> EXERCISE AIM
Count the lines below that contain the word "output" and give only that number.

Extracted records
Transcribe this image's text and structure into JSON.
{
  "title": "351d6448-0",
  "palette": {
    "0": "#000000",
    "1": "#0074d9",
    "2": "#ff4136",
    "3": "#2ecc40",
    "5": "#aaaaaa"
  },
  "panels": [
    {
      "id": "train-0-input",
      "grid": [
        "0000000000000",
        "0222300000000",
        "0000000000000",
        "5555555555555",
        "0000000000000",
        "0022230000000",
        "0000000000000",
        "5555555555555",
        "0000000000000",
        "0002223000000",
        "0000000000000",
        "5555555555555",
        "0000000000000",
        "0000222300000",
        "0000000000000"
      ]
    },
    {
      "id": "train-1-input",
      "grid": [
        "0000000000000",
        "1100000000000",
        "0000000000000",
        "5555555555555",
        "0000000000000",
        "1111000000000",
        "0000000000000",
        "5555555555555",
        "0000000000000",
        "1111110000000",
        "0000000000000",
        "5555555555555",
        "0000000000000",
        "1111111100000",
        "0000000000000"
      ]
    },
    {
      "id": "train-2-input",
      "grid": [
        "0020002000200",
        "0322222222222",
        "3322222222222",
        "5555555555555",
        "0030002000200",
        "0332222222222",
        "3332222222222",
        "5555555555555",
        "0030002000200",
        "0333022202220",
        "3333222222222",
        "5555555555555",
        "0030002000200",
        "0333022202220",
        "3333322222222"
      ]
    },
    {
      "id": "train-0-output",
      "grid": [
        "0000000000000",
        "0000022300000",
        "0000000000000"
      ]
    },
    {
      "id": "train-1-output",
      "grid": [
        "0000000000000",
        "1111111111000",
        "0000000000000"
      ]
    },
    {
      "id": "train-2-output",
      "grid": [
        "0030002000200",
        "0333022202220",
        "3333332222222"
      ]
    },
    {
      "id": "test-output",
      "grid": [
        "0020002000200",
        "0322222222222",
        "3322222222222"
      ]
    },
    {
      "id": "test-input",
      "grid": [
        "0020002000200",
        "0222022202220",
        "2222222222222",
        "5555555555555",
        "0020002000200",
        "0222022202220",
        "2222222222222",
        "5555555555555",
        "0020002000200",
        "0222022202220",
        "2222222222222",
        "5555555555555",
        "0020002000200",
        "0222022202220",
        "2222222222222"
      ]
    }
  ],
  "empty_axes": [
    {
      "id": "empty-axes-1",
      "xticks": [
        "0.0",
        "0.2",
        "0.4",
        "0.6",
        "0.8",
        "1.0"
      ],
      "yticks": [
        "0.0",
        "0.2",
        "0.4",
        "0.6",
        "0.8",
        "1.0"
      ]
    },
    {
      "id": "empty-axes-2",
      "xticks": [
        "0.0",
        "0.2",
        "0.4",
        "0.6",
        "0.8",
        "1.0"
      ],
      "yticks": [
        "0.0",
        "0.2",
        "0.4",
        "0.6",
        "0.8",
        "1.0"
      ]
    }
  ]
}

---

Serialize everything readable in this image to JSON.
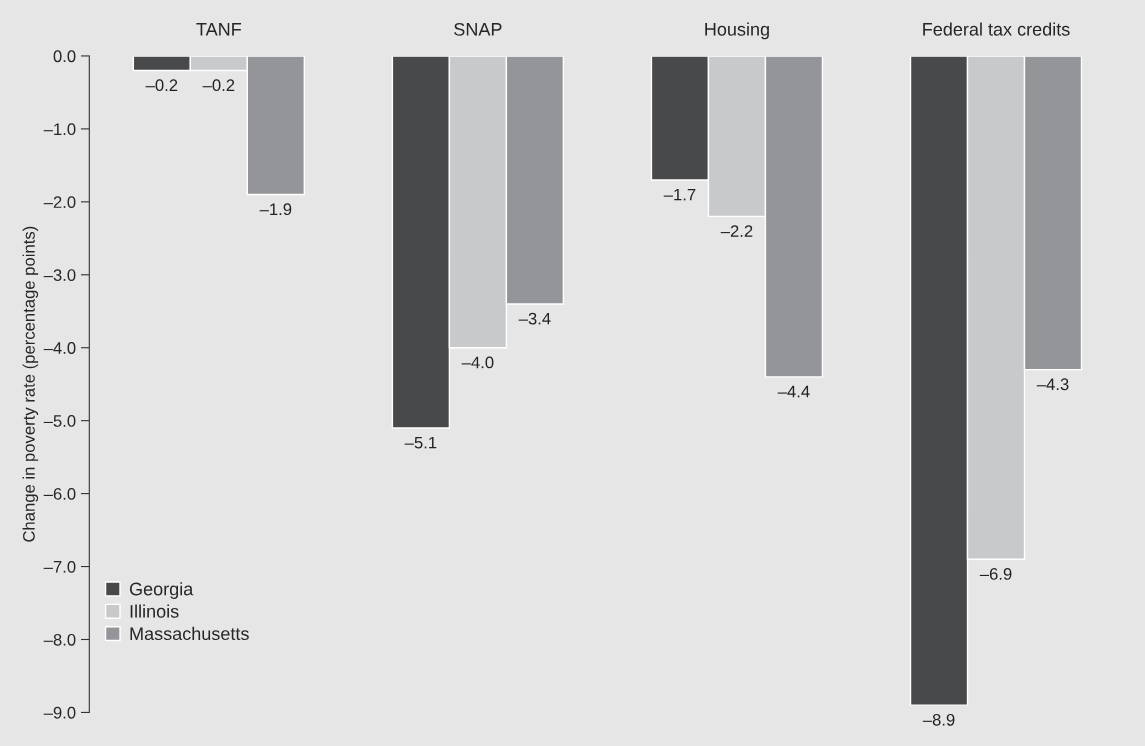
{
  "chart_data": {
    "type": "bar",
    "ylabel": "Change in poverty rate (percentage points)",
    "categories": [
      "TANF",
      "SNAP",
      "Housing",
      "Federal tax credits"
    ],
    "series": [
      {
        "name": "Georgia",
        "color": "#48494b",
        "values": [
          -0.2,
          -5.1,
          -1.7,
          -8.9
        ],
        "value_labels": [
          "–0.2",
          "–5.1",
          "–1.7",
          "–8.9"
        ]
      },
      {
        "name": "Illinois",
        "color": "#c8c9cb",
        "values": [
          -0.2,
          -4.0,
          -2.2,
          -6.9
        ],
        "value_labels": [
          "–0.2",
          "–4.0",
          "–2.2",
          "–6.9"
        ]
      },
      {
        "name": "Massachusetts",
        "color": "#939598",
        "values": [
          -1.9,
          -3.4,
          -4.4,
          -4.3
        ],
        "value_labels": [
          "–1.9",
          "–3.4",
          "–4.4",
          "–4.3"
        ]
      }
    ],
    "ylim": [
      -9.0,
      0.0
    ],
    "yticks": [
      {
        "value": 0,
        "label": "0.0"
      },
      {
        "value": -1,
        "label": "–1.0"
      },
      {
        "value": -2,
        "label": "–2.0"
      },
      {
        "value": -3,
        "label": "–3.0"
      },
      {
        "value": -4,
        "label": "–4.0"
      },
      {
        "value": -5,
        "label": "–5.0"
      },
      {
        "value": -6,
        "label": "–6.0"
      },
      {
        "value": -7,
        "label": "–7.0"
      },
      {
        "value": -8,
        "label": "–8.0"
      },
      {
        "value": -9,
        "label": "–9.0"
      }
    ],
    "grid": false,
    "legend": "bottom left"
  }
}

> THE SOLUTION
4